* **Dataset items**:
***
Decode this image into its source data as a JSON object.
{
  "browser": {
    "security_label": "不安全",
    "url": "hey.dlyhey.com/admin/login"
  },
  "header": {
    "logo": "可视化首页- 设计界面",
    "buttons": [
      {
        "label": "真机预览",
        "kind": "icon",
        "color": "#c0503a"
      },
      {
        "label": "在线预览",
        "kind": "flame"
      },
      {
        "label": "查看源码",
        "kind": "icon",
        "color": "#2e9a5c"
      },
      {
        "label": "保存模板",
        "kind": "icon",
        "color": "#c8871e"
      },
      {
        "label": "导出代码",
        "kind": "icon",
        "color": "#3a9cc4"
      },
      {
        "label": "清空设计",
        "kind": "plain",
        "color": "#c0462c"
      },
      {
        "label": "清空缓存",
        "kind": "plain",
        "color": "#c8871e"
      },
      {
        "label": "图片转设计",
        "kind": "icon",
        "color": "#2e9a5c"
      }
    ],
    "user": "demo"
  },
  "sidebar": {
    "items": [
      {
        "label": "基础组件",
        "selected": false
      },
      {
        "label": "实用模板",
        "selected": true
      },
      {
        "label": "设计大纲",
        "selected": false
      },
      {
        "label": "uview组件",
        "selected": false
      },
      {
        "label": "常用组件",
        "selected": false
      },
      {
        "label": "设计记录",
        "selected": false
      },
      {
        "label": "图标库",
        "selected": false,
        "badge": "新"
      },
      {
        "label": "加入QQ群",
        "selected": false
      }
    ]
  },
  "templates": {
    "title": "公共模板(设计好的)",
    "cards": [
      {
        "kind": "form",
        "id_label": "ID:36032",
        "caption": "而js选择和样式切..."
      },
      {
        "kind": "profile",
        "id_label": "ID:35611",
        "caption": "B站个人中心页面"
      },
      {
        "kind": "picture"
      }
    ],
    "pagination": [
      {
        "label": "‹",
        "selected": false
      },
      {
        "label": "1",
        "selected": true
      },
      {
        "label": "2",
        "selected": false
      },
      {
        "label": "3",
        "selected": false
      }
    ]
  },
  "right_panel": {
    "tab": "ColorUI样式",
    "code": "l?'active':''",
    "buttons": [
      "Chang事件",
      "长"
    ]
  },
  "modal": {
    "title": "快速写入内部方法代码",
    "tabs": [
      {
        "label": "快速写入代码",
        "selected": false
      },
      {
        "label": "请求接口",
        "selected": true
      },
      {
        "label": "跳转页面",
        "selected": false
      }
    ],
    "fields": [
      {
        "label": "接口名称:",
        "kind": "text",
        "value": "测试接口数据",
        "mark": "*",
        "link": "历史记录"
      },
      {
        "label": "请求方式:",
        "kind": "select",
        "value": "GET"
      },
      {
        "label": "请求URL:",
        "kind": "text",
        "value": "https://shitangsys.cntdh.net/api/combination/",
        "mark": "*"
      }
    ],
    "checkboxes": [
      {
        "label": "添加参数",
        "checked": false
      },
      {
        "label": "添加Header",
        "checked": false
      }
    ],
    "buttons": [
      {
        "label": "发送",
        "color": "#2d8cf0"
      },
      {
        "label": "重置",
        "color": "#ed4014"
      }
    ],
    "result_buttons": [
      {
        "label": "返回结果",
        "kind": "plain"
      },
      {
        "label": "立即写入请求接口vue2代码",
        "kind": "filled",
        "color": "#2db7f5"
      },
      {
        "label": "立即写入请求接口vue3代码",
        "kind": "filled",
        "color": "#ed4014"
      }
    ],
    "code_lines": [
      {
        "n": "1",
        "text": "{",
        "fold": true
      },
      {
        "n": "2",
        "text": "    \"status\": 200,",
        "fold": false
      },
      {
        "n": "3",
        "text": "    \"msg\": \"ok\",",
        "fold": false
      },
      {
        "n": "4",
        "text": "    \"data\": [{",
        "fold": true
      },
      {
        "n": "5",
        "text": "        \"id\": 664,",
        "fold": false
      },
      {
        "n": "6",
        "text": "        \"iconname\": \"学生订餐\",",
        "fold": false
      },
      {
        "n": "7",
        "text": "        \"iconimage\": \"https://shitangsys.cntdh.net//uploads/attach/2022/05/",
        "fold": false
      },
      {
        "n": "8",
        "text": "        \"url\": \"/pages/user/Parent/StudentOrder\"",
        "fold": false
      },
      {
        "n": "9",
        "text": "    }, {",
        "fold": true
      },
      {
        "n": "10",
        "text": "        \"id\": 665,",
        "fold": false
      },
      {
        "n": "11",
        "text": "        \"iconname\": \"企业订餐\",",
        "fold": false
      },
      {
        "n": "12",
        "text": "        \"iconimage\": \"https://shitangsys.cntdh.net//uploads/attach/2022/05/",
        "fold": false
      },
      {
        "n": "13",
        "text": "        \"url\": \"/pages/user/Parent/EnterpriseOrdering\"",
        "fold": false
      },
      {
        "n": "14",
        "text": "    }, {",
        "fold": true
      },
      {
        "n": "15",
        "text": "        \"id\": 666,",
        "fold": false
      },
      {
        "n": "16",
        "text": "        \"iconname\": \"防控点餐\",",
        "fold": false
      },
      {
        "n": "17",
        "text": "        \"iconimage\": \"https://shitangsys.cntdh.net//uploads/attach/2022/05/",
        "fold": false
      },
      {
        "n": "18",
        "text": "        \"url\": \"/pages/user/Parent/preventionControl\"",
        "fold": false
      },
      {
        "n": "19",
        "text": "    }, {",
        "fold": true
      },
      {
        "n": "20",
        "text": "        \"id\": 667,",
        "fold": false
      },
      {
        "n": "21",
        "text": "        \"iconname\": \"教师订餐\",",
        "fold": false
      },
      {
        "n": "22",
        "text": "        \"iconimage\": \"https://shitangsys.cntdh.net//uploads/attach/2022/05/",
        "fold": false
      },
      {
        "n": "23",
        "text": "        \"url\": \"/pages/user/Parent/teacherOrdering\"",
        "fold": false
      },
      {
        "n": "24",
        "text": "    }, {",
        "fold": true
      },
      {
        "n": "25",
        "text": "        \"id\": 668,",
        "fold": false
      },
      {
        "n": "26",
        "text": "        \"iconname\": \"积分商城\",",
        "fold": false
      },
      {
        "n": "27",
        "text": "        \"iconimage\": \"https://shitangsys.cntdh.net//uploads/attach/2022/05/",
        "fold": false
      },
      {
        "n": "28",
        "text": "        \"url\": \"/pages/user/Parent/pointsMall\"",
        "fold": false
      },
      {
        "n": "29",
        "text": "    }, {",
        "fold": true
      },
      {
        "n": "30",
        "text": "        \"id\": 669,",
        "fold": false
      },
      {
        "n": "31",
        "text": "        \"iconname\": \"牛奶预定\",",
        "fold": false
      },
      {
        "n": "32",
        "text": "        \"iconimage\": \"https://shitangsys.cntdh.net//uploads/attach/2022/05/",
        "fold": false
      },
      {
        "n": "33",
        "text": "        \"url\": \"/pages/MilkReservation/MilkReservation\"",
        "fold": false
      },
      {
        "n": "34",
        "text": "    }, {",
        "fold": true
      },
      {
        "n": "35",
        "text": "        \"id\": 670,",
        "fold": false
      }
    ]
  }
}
***
* **AIM OF THE TASK**: Print every line of the records exactly. Omit nothing.

* **REPLY TO THE EXERCISE**:
Decode this image into its source data as a JSON object.
{
  "browser": {
    "security_label": "不安全",
    "url": "hey.dlyhey.com/admin/login"
  },
  "header": {
    "logo": "可视化首页- 设计界面",
    "buttons": [
      {
        "label": "真机预览",
        "kind": "icon",
        "color": "#c0503a"
      },
      {
        "label": "在线预览",
        "kind": "flame"
      },
      {
        "label": "查看源码",
        "kind": "icon",
        "color": "#2e9a5c"
      },
      {
        "label": "保存模板",
        "kind": "icon",
        "color": "#c8871e"
      },
      {
        "label": "导出代码",
        "kind": "icon",
        "color": "#3a9cc4"
      },
      {
        "label": "清空设计",
        "kind": "plain",
        "color": "#c0462c"
      },
      {
        "label": "清空缓存",
        "kind": "plain",
        "color": "#c8871e"
      },
      {
        "label": "图片转设计",
        "kind": "icon",
        "color": "#2e9a5c"
      }
    ],
    "user": "demo"
  },
  "sidebar": {
    "items": [
      {
        "label": "基础组件",
        "selected": false
      },
      {
        "label": "实用模板",
        "selected": true
      },
      {
        "label": "设计大纲",
        "selected": false
      },
      {
        "label": "uview组件",
        "selected": false
      },
      {
        "label": "常用组件",
        "selected": false
      },
      {
        "label": "设计记录",
        "selected": false
      },
      {
        "label": "图标库",
        "selected": false,
        "badge": "新"
      },
      {
        "label": "加入QQ群",
        "selected": false
      }
    ]
  },
  "templates": {
    "title": "公共模板(设计好的)",
    "cards": [
      {
        "kind": "form",
        "id_label": "ID:36032",
        "caption": "而js选择和样式切..."
      },
      {
        "kind": "profile",
        "id_label": "ID:35611",
        "caption": "B站个人中心页面"
      },
      {
        "kind": "picture"
      }
    ],
    "pagination": [
      {
        "label": "‹",
        "selected": false
      },
      {
        "label": "1",
        "selected": true
      },
      {
        "label": "2",
        "selected": false
      },
      {
        "label": "3",
        "selected": false
      }
    ]
  },
  "right_panel": {
    "tab": "ColorUI样式",
    "code": "l?'active':''",
    "buttons": [
      "Chang事件",
      "长"
    ]
  },
  "modal": {
    "title": "快速写入内部方法代码",
    "tabs": [
      {
        "label": "快速写入代码",
        "selected": false
      },
      {
        "label": "请求接口",
        "selected": true
      },
      {
        "label": "跳转页面",
        "selected": false
      }
    ],
    "fields": [
      {
        "label": "接口名称:",
        "kind": "text",
        "value": "测试接口数据",
        "mark": "*",
        "link": "历史记录"
      },
      {
        "label": "请求方式:",
        "kind": "select",
        "value": "GET"
      },
      {
        "label": "请求URL:",
        "kind": "text",
        "value": "https://shitangsys.cntdh.net/api/combination/",
        "mark": "*"
      }
    ],
    "checkboxes": [
      {
        "label": "添加参数",
        "checked": false
      },
      {
        "label": "添加Header",
        "checked": false
      }
    ],
    "buttons": [
      {
        "label": "发送",
        "color": "#2d8cf0"
      },
      {
        "label": "重置",
        "color": "#ed4014"
      }
    ],
    "result_buttons": [
      {
        "label": "返回结果",
        "kind": "plain"
      },
      {
        "label": "立即写入请求接口vue2代码",
        "kind": "filled",
        "color": "#2db7f5"
      },
      {
        "label": "立即写入请求接口vue3代码",
        "kind": "filled",
        "color": "#ed4014"
      }
    ],
    "code_lines": [
      {
        "n": "1",
        "text": "{",
        "fold": true
      },
      {
        "n": "2",
        "text": "    \"status\": 200,",
        "fold": false
      },
      {
        "n": "3",
        "text": "    \"msg\": \"ok\",",
        "fold": false
      },
      {
        "n": "4",
        "text": "    \"data\": [{",
        "fold": true
      },
      {
        "n": "5",
        "text": "        \"id\": 664,",
        "fold": false
      },
      {
        "n": "6",
        "text": "        \"iconname\": \"学生订餐\",",
        "fold": false
      },
      {
        "n": "7",
        "text": "        \"iconimage\": \"https://shitangsys.cntdh.net//uploads/attach/2022/05/",
        "fold": false
      },
      {
        "n": "8",
        "text": "        \"url\": \"/pages/user/Parent/StudentOrder\"",
        "fold": false
      },
      {
        "n": "9",
        "text": "    }, {",
        "fold": true
      },
      {
        "n": "10",
        "text": "        \"id\": 665,",
        "fold": false
      },
      {
        "n": "11",
        "text": "        \"iconname\": \"企业订餐\",",
        "fold": false
      },
      {
        "n": "12",
        "text": "        \"iconimage\": \"https://shitangsys.cntdh.net//uploads/attach/2022/05/",
        "fold": false
      },
      {
        "n": "13",
        "text": "        \"url\": \"/pages/user/Parent/EnterpriseOrdering\"",
        "fold": false
      },
      {
        "n": "14",
        "text": "    }, {",
        "fold": true
      },
      {
        "n": "15",
        "text": "        \"id\": 666,",
        "fold": false
      },
      {
        "n": "16",
        "text": "        \"iconname\": \"防控点餐\",",
        "fold": false
      },
      {
        "n": "17",
        "text": "        \"iconimage\": \"https://shitangsys.cntdh.net//uploads/attach/2022/05/",
        "fold": false
      },
      {
        "n": "18",
        "text": "        \"url\": \"/pages/user/Parent/preventionControl\"",
        "fold": false
      },
      {
        "n": "19",
        "text": "    }, {",
        "fold": true
      },
      {
        "n": "20",
        "text": "        \"id\": 667,",
        "fold": false
      },
      {
        "n": "21",
        "text": "        \"iconname\": \"教师订餐\",",
        "fold": false
      },
      {
        "n": "22",
        "text": "        \"iconimage\": \"https://shitangsys.cntdh.net//uploads/attach/2022/05/",
        "fold": false
      },
      {
        "n": "23",
        "text": "        \"url\": \"/pages/user/Parent/teacherOrdering\"",
        "fold": false
      },
      {
        "n": "24",
        "text": "    }, {",
        "fold": true
      },
      {
        "n": "25",
        "text": "        \"id\": 668,",
        "fold": false
      },
      {
        "n": "26",
        "text": "        \"iconname\": \"积分商城\",",
        "fold": false
      },
      {
        "n": "27",
        "text": "        \"iconimage\": \"https://shitangsys.cntdh.net//uploads/attach/2022/05/",
        "fold": false
      },
      {
        "n": "28",
        "text": "        \"url\": \"/pages/user/Parent/pointsMall\"",
        "fold": false
      },
      {
        "n": "29",
        "text": "    }, {",
        "fold": true
      },
      {
        "n": "30",
        "text": "        \"id\": 669,",
        "fold": false
      },
      {
        "n": "31",
        "text": "        \"iconname\": \"牛奶预定\",",
        "fold": false
      },
      {
        "n": "32",
        "text": "        \"iconimage\": \"https://shitangsys.cntdh.net//uploads/attach/2022/05/",
        "fold": false
      },
      {
        "n": "33",
        "text": "        \"url\": \"/pages/MilkReservation/MilkReservation\"",
        "fold": false
      },
      {
        "n": "34",
        "text": "    }, {",
        "fold": true
      },
      {
        "n": "35",
        "text": "        \"id\": 670,",
        "fold": false
      }
    ]
  }
}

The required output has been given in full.